--- Start ENTRIES PROVIDED ---
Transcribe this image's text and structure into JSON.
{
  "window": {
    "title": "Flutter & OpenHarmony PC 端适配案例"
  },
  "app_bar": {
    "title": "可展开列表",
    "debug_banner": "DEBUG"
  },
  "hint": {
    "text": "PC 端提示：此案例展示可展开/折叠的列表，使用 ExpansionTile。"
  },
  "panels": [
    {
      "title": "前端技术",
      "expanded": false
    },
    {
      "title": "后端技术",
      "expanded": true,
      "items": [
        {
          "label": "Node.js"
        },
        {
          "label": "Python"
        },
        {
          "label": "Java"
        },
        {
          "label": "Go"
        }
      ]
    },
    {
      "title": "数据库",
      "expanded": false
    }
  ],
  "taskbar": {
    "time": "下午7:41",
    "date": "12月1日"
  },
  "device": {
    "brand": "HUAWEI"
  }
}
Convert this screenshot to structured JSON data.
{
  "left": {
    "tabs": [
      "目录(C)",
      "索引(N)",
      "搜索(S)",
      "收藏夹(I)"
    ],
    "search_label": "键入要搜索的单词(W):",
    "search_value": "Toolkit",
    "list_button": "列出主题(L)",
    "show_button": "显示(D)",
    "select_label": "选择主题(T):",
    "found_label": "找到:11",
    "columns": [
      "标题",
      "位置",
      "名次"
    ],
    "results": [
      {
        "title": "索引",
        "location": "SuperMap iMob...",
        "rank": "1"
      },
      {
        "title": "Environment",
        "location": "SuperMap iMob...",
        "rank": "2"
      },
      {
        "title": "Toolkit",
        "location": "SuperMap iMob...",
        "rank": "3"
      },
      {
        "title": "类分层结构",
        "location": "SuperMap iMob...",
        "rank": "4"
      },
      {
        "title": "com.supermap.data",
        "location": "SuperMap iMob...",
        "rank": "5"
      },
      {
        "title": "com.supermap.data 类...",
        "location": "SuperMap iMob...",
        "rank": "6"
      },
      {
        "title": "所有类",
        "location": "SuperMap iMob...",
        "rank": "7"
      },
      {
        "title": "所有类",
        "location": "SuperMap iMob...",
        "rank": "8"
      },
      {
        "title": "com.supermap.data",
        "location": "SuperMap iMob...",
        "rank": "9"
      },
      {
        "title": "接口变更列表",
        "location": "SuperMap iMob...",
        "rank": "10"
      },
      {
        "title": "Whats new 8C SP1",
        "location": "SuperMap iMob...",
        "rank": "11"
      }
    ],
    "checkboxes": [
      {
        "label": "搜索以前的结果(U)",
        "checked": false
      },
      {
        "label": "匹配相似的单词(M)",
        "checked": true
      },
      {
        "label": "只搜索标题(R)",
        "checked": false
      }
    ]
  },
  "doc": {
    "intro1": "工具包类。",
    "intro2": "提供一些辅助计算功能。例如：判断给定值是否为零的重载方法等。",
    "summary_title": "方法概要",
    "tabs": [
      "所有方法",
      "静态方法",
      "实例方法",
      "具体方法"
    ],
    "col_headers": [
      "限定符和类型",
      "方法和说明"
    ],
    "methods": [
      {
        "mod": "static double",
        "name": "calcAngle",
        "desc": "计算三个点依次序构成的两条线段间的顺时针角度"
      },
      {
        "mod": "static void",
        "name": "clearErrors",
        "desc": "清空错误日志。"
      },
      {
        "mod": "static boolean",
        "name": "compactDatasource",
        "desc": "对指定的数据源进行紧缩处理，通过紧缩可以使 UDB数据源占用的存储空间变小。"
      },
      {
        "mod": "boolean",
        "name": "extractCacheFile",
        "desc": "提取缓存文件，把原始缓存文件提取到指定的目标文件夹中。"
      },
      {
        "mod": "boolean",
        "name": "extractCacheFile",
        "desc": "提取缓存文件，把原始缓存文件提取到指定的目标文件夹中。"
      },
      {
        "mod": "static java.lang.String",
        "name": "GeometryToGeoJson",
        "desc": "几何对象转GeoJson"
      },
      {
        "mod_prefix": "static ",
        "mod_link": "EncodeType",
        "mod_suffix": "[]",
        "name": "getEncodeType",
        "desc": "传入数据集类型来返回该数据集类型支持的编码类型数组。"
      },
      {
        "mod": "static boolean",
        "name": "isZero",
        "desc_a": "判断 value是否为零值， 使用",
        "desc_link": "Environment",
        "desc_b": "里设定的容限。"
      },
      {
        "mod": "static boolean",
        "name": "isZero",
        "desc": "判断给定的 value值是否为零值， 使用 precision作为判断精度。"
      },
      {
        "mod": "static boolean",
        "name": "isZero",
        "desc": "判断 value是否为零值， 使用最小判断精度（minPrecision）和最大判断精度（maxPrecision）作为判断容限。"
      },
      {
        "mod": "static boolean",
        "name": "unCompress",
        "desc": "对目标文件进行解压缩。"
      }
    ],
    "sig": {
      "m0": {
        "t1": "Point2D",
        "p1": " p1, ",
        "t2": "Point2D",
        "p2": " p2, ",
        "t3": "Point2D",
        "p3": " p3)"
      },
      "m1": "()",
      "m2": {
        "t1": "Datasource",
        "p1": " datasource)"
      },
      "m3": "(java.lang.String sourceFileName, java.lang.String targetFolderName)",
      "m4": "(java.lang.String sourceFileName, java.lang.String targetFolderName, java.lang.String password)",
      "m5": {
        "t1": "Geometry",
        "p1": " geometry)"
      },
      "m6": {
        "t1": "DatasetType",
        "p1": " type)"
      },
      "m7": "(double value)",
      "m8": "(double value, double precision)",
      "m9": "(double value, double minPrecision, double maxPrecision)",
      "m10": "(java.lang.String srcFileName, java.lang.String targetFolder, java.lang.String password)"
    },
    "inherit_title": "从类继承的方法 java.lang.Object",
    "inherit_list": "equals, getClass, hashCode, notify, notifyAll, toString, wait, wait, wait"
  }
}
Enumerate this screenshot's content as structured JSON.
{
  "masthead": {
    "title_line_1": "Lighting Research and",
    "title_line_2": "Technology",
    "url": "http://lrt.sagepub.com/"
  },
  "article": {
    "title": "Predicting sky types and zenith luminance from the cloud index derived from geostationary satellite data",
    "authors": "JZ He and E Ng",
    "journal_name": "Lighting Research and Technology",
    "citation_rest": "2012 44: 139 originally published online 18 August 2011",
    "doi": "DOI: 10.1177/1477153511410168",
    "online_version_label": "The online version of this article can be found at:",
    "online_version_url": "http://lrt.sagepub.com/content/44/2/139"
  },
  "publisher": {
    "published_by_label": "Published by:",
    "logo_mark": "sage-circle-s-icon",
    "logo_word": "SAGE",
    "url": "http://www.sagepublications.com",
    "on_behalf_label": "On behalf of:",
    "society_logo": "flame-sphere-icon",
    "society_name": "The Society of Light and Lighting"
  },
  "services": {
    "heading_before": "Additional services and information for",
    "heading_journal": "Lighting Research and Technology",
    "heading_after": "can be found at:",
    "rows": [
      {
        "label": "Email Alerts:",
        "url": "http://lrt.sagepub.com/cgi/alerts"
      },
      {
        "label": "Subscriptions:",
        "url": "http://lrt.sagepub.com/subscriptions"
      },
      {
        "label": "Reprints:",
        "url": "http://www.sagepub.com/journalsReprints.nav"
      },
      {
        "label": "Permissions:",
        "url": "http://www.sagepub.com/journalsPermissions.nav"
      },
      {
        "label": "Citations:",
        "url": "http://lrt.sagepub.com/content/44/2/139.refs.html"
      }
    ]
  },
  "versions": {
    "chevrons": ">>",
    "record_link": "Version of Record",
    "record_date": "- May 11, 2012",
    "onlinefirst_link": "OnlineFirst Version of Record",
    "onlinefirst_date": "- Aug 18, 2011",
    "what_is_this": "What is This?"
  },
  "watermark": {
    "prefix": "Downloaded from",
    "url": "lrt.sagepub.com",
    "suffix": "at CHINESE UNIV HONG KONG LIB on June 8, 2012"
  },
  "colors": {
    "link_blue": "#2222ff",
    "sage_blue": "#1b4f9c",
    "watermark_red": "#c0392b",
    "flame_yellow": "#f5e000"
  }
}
--- End ENTRIES PROVIDED ---
| YOUR GOAL |
Copy out all lines that carry the word "screenshot".

| EXERCISE SOLUTION |
Convert this screenshot to structured JSON data.
Enumerate this screenshot's content as structured JSON.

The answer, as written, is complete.